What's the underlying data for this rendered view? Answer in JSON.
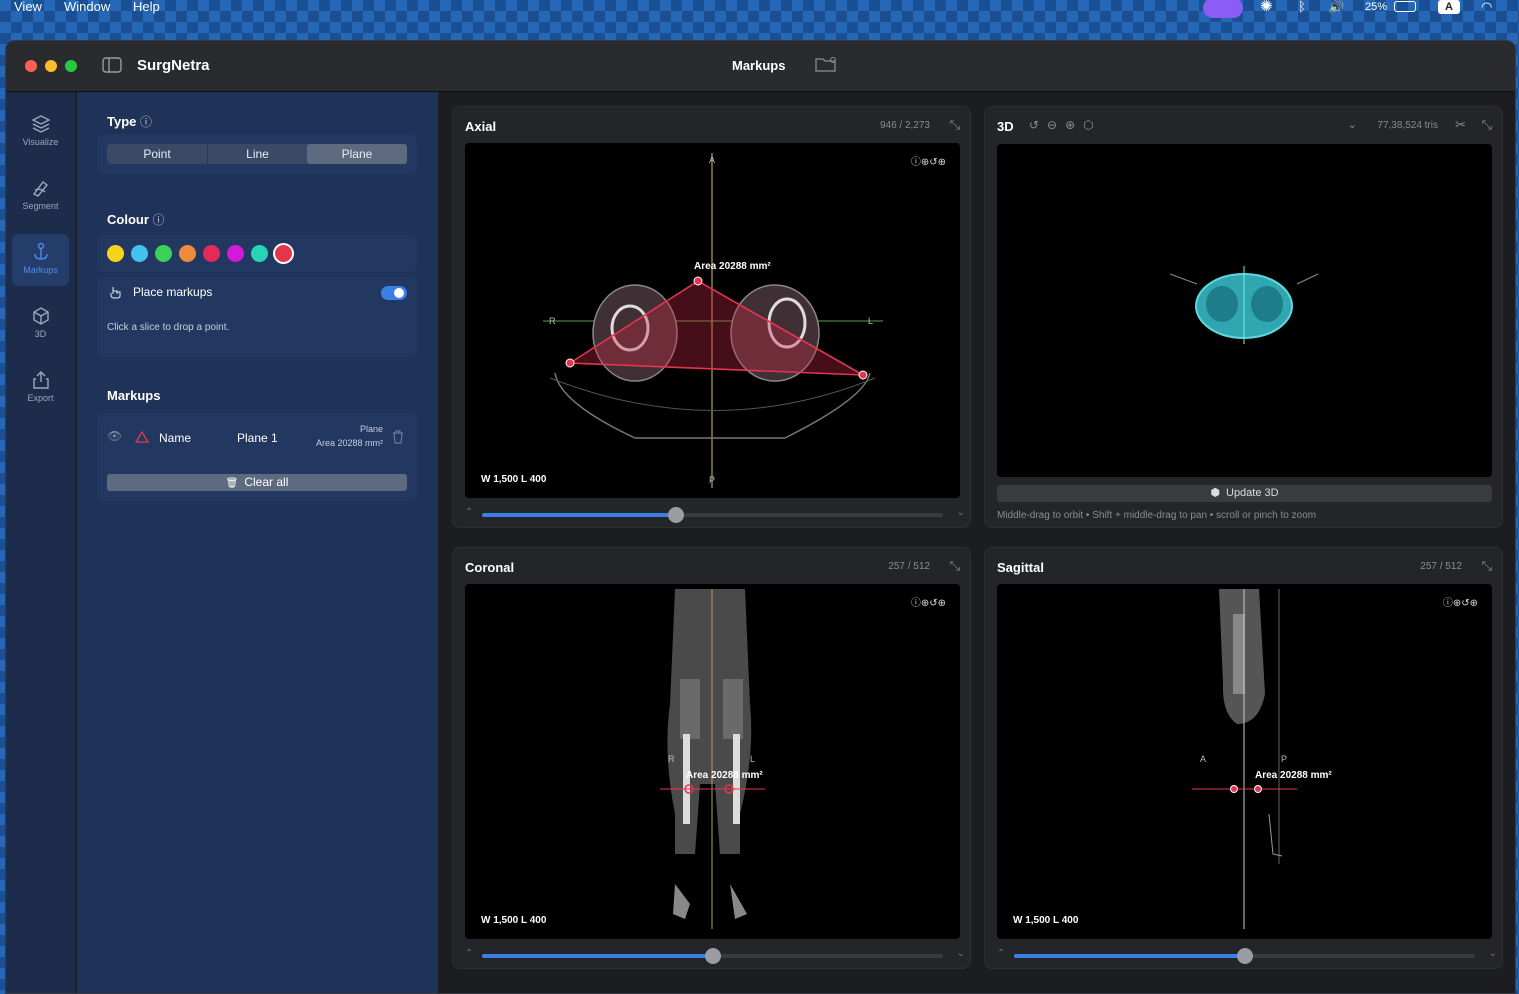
{
  "menubar": {
    "view": "View",
    "window": "Window",
    "help": "Help",
    "battery": "25%"
  },
  "app": {
    "title": "SurgNetra",
    "center_title": "Markups"
  },
  "rail": [
    {
      "label": "Visualize",
      "icon": "layers-icon"
    },
    {
      "label": "Segment",
      "icon": "brush-icon"
    },
    {
      "label": "Markups",
      "icon": "pin-icon",
      "active": true
    },
    {
      "label": "3D",
      "icon": "cube-icon"
    },
    {
      "label": "Export",
      "icon": "share-icon"
    }
  ],
  "panel": {
    "type_title": "Type",
    "types": [
      "Point",
      "Line",
      "Plane"
    ],
    "selected_type": "Plane",
    "colour_title": "Colour",
    "colours": [
      "#f4d41a",
      "#3fc4f0",
      "#3bd05a",
      "#f08a3c",
      "#e52a5a",
      "#d21ad8",
      "#27d4b4",
      "#e5354d"
    ],
    "selected_colour": "#e5354d",
    "place_label": "Place markups",
    "place_enabled": true,
    "hint": "Click a slice to drop a point.",
    "markups_title": "Markups",
    "markup": {
      "header": "Name",
      "name": "Plane 1",
      "kind": "Plane",
      "detail": "Area 20288 mm²"
    },
    "clear_label": "Clear all"
  },
  "views": {
    "axial": {
      "title": "Axial",
      "count": "946 / 2,273",
      "wl": "W 1,500  L 400",
      "slider": 0.42,
      "labels": {
        "a": "A",
        "p": "P",
        "r": "R",
        "l": "L"
      }
    },
    "three_d": {
      "title": "3D",
      "tris": "77,38,524 tris",
      "update_label": "Update 3D",
      "hint": "Middle-drag to orbit • Shift + middle-drag to pan • scroll or pinch to zoom"
    },
    "coronal": {
      "title": "Coronal",
      "count": "257 / 512",
      "wl": "W 1,500  L 400",
      "slider": 0.5,
      "labels": {
        "r": "R",
        "l": "L"
      }
    },
    "sagittal": {
      "title": "Sagittal",
      "count": "257 / 512",
      "wl": "W 1,500  L 400",
      "slider": 0.5,
      "labels": {
        "a": "A",
        "p": "P"
      }
    }
  },
  "annotation": "Area 20288 mm²",
  "accent": "#3b7ee6",
  "markup_color": "#e5354d"
}
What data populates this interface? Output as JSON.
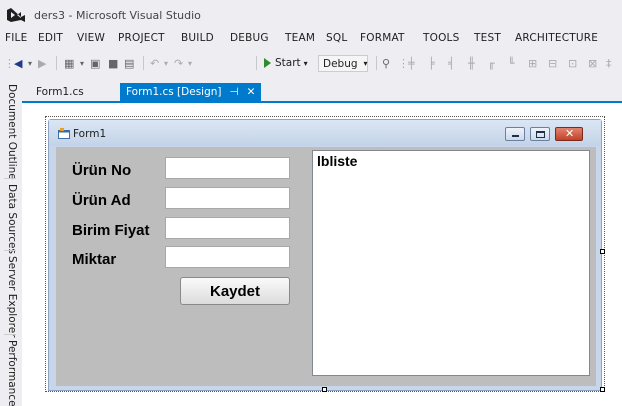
{
  "window": {
    "title": "ders3 - Microsoft Visual Studio"
  },
  "menu": [
    "FILE",
    "EDIT",
    "VIEW",
    "PROJECT",
    "BUILD",
    "DEBUG",
    "TEAM",
    "SQL",
    "FORMAT",
    "TOOLS",
    "TEST",
    "ARCHITECTURE"
  ],
  "toolbar": {
    "start_label": "Start",
    "config_value": "Debug"
  },
  "side_tabs": [
    "Document Outline",
    "Data Sources",
    "Server Explorer",
    "Performance E"
  ],
  "tabs": [
    {
      "label": "Form1.cs",
      "active": false
    },
    {
      "label": "Form1.cs [Design]",
      "active": true,
      "pin": "⊣",
      "close": "✕"
    }
  ],
  "form": {
    "title": "Form1",
    "labels": [
      "Ürün No",
      "Ürün Ad",
      "Birim Fiyat",
      "Miktar"
    ],
    "save_button": "Kaydet",
    "listbox_text": "lbliste"
  },
  "colors": {
    "accent": "#007acc",
    "form_client": "#bdbdbd",
    "close_button": "#c2412a"
  }
}
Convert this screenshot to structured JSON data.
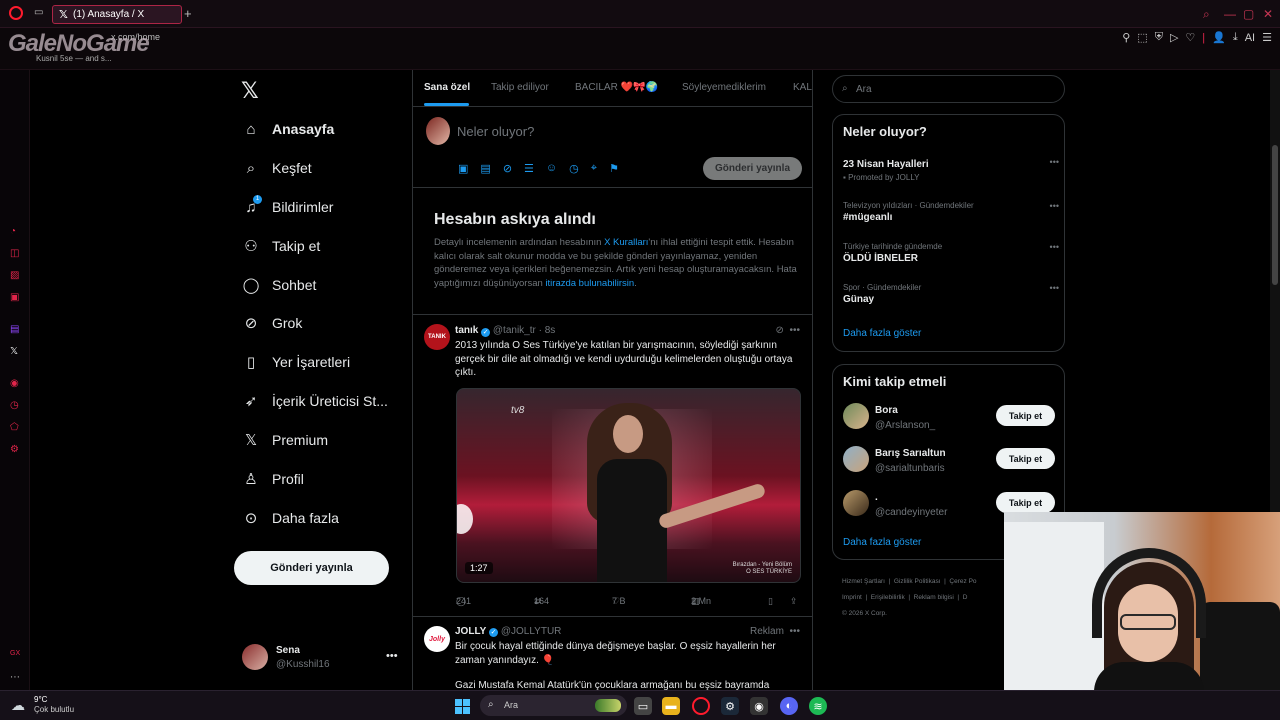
{
  "browser": {
    "tab_title": "(1) Anasayfa / X",
    "new_tab": "+",
    "url": "x.com/home",
    "tooltip": "Kusnil 5se — and s...",
    "logo_overlay": "GaleNoGame",
    "ext_ai": "AI"
  },
  "nav": {
    "items": [
      {
        "label": "Anasayfa",
        "icon": "home-icon"
      },
      {
        "label": "Keşfet",
        "icon": "search-icon"
      },
      {
        "label": "Bildirimler",
        "icon": "bell-icon"
      },
      {
        "label": "Takip et",
        "icon": "add-user-icon"
      },
      {
        "label": "Sohbet",
        "icon": "chat-icon"
      },
      {
        "label": "Grok",
        "icon": "grok-icon"
      },
      {
        "label": "Yer İşaretleri",
        "icon": "bookmark-icon"
      },
      {
        "label": "İçerik Üreticisi St...",
        "icon": "rocket-icon"
      },
      {
        "label": "Premium",
        "icon": "x-icon"
      },
      {
        "label": "Profil",
        "icon": "person-icon"
      },
      {
        "label": "Daha fazla",
        "icon": "more-circle-icon"
      }
    ],
    "notification_count": "1",
    "post_button": "Gönderi yayınla",
    "user": {
      "name": "Sena",
      "handle": "@Kusshil16"
    }
  },
  "timeline": {
    "tabs": [
      "Sana özel",
      "Takip ediliyor",
      "BACILAR ❤️🎀🌍",
      "Söyleyemediklerim",
      "KAL"
    ],
    "compose_placeholder": "Neler oluyor?",
    "compose_button": "Gönderi yayınla",
    "suspension": {
      "title": "Hesabın askıya alındı",
      "text_1": "Detaylı incelemenin ardından hesabının ",
      "link_1": "X Kuralları",
      "text_2": "'nı ihlal ettiğini tespit ettik. Hesabın kalıcı olarak salt okunur modda ve bu şekilde gönderi yayınlayamaz, yeniden gönderemez veya içerikleri beğenemezsin. Artık yeni hesap oluşturamayacaksın. Hata yaptığımızı düşünüyorsan ",
      "link_2": "itirazda bulunabilirsin",
      "text_3": "."
    },
    "tweet": {
      "avatar_text": "TANIK",
      "name": "tanık",
      "handle": "@tanik_tr",
      "time": "· 8s",
      "text": "2013 yılında O Ses Türkiye'ye katılan bir yarışmacının, söylediği şarkının gerçek bir dile ait olmadığı ve kendi uydurduğu kelimelerden oluştuğu ortaya çıktı.",
      "media_logo": "tv8",
      "media_watermark_1": "Bırazdan - Yeni Bölüm",
      "media_watermark_2": "O SES TÜRKİYE",
      "duration": "1:27",
      "replies": "241",
      "retweets": "164",
      "likes": "7 B",
      "views": "2 Mn"
    },
    "ad": {
      "avatar_text": "Jolly",
      "name": "JOLLY",
      "handle": "@JOLLYTUR",
      "label": "Reklam",
      "text": "Bir çocuk hayal ettiğinde dünya değişmeye başlar. O eşsiz hayallerin her zaman yanındayız. 🎈",
      "text_2": "Gazi Mustafa Kemal Atatürk'ün çocuklara armağanı bu eşsiz bayramda"
    }
  },
  "sidebar": {
    "search_placeholder": "Ara",
    "trends_title": "Neler oluyor?",
    "trends": [
      {
        "context": "",
        "title": "23 Nisan Hayalleri",
        "promo": "Promoted by JOLLY"
      },
      {
        "context": "Televizyon yıldızları · Gündemdekiler",
        "title": "#mügeanlı",
        "promo": ""
      },
      {
        "context": "Türkiye tarihinde gündemde",
        "title": "ÖLDÜ İBNELER",
        "promo": ""
      },
      {
        "context": "Spor · Gündemdekiler",
        "title": "Günay",
        "promo": ""
      }
    ],
    "trends_more": "Daha fazla göster",
    "who_title": "Kimi takip etmeli",
    "who": [
      {
        "name": "Bora",
        "handle": "@Arslanson_",
        "button": "Takip et"
      },
      {
        "name": "Barış Sarıaltun",
        "handle": "@sarialtunbaris",
        "button": "Takip et"
      },
      {
        "name": ".",
        "handle": "@candeyinyeter",
        "button": "Takip et"
      }
    ],
    "who_more": "Daha fazla göster",
    "footer": {
      "l1": "Hizmet Şartları",
      "l2": "Gizlilik Politikası",
      "l3": "Çerez Po",
      "l4": "Imprint",
      "l5": "Erişilebilirlik",
      "l6": "Reklam bilgisi",
      "l7": "D",
      "copyright": "© 2026 X Corp."
    }
  },
  "taskbar": {
    "temp": "9°C",
    "weather": "Çok bulutlu",
    "search_placeholder": "Ara"
  },
  "colors": {
    "accent": "#1d9bf0",
    "opera_red": "#ff1b2d",
    "background": "#000000"
  }
}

◆ EXERCISE BRIEF
Using the entries above, find all lines with "hint". Copy them.

◆ EXPECTED ANSWER
    "hint": "Click a slice to drop a point.",
      "hint": "Middle-drag to orbit • Shift + middle-drag to pan • scroll or pinch to zoom"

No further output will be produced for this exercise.